◆ Work request 1:
Please copy the passage on the Syrian civil war policy option word for word, starting with the words containing "This option will" and ending with "divided domestic politics.".
◆ Work request 2:
Pick up the passage on the Syrian civil war policy option where it stops and continue writing it.

Allow an open-ended civil war in Syria. This “outcome” – really a protracted continuation of the current conflict – should be considered in terms of both its strategic benefits and its costs. It will turn Syria as a state into a non-player in Middle Eastern affairs for a generation due to economic and population disruption. It would also make Syria into the central playing field for Middle East power struggles. This outcome would force both Hezbollah and Iran to focus resources in Syria, which would limit their ability to make mischief elsewhere. Extending the current conflict can be achieved either by simply avoiding direct or even covert involvement (letting the Gulf allies and Europeans sustain the rebels) or by calibrating our support to keep the fire burning without allowing it to get out of control. Sadly, there is a historical precedent that long-term costs are lower in civil wars that are fought to the bitter end, as opposed to those that are halted prematurely by humanitarian intervention.
This option will have significant costs, however. It will discredit R2P doctrine and other international norms. Making a “non-choice” will engender domestic and international criticism of the United States. Some will claim Iran will “win” through our non-action – although whether sustaining the Assad regime in a protracted civil war constitutes a “win” for a cash-strapped, sanctioned, pariah Iran is worth more consideration. Our European allies will be upset. It will fly in the face of U.S. opposition to authoritarianism and traditional commitments to liberty and democracy. Our control over the outcome of the conflict will be modest, and the winner – if one eventually emerges – will probably despise us. There are distinct costs – but this option carries the benefit of low U.S. commitment in a time of constrained resources, higher priorities in Asia, and divided domestic politics.

◆ Data excerpts:

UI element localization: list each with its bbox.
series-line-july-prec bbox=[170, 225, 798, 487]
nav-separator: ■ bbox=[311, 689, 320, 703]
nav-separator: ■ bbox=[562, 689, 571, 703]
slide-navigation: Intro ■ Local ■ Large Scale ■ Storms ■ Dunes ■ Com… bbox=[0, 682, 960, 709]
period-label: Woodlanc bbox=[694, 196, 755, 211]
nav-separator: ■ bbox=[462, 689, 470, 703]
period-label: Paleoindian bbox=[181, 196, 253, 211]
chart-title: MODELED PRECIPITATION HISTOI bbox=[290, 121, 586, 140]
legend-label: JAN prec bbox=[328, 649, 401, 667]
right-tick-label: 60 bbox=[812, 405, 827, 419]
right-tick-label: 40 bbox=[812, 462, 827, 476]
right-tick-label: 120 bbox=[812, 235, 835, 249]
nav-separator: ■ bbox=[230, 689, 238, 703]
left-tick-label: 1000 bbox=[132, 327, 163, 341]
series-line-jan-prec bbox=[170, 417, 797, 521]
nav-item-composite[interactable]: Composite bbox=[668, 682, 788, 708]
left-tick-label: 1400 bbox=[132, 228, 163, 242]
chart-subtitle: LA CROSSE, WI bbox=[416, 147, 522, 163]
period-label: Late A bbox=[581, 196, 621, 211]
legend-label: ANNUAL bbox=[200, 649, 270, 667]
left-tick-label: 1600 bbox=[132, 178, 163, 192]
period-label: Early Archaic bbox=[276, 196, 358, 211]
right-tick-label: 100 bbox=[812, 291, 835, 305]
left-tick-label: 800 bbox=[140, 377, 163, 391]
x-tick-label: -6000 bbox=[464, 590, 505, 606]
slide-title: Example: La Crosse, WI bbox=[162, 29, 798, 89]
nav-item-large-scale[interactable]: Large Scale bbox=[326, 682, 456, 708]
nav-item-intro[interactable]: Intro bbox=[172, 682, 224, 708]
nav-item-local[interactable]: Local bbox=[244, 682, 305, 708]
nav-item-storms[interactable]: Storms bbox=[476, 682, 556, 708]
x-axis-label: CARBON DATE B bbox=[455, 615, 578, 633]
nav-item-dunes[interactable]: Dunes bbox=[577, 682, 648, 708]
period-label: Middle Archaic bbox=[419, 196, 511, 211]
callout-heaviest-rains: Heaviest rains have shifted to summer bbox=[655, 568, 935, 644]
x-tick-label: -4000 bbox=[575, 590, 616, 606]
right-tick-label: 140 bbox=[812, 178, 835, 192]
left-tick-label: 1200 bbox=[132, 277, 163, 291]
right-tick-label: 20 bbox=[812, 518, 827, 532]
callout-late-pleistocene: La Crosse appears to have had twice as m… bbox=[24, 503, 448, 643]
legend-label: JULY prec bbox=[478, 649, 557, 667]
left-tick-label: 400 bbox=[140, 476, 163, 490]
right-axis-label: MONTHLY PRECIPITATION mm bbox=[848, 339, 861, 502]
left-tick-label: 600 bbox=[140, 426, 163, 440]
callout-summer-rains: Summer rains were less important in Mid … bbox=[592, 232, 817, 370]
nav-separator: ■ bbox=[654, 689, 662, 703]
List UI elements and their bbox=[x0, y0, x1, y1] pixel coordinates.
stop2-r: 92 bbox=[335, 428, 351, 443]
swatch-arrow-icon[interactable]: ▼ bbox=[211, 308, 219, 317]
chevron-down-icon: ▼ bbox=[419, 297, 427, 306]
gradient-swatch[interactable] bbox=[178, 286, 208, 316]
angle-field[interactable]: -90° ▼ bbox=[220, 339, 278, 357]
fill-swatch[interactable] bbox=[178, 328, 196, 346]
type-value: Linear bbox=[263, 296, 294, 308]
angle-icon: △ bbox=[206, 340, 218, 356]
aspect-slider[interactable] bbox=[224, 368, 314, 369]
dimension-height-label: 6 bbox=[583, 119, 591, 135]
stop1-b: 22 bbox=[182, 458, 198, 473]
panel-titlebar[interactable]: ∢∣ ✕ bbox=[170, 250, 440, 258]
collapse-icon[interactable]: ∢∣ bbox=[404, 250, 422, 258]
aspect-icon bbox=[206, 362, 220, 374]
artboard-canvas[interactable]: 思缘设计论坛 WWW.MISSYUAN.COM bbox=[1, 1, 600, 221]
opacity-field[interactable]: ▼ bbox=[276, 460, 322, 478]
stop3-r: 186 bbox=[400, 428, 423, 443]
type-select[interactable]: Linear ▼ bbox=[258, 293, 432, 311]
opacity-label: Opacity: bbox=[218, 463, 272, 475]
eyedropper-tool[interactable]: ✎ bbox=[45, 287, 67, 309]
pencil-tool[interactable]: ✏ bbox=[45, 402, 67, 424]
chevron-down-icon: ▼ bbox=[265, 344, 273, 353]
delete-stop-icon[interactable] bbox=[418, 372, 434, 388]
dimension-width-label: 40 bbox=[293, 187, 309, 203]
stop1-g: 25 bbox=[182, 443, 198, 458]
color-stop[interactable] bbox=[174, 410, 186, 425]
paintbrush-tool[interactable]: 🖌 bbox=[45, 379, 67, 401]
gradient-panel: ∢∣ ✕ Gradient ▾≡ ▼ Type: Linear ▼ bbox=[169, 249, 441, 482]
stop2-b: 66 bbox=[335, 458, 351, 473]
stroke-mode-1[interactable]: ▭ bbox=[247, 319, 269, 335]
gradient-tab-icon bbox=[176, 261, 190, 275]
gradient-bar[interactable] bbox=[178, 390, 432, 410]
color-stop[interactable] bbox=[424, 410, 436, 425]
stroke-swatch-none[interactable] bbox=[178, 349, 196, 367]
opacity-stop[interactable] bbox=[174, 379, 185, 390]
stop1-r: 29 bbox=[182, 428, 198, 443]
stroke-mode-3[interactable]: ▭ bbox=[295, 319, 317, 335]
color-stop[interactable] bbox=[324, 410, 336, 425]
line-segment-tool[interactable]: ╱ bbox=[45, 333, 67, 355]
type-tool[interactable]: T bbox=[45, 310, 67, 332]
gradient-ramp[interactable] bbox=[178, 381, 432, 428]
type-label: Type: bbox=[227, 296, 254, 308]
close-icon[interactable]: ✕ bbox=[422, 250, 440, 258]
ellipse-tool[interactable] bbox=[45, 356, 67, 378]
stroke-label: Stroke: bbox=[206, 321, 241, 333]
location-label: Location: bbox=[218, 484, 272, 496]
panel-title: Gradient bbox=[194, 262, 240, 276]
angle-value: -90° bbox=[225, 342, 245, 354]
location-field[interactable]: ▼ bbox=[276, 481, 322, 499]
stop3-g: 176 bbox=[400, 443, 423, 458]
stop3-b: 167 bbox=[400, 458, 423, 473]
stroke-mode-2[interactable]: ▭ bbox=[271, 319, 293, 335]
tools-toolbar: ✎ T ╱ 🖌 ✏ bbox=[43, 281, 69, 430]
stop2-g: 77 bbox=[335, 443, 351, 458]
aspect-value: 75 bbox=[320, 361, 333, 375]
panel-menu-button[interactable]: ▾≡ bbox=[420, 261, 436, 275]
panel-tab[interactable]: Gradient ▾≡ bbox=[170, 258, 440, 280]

◆ Answer section 1:
This option will have significant costs, however. It will discredit R2P doctrine and other international norms. Making a “non-choice” will engender domestic and international criticism of the United States. Some will claim Iran will “win” through our non-action – although whether sustaining the Assad regime in a protracted civil war constitutes a “win” for a cash-strapped, sanctioned, pariah Iran is worth more consideration. Our European allies will be upset. It will fly in the face of U.S. opposition to authoritarianism and traditional commitments to liberty and democracy. Our control over the outcome of the conflict will be modest, and the winner – if one eventually emerges – will probably despise us. There are distinct costs – but this option carries the benefit of low U.S. commitment in a time of constrained resources, higher priorities in Asia, and divided domestic politics.

◆ Answer section 2:
If we are reluctant to make the military commitment to overthrow Assad (which is understandable, particularly since it is not clear we could then control the outcome in any meaningful way), we need to carefully consider other options. Negotiating some compromise with the regime – a preferred option earlier in the conflict – may be distasteful, costly, and difficult, but it may provide the most effective means of limiting civilian casualties, particularly as the war has appeared to take a turn back towards stalemate.
It may be, however, that we find idealism insufficient to justify the costs of overthrowing the regime, but too much of an obstacle to possible compromise and an unsatisfactory end to Syria’s revolution. That makes continued conflict a “default” position – the non-choice that will be condemned by all sides as astrategic and reprehensible. In fact, we should take a careful and thoughtful look at the third option and its possible consequences. We may find that containing the conflict but not choosing sides has its own set of strategic advantages, particularly when weighed against the alternatives. There are times, tragically, when “doing nothing” may be the most appropriate strategic choice.
Tim Hoyt is Professor of Strategy and Policy and John Nicholas Brown Chair of Counterterrorism at the US Naval War College. His opinions are his own and do not represent those of the Naval War College, the Department of Defense, or any other institution.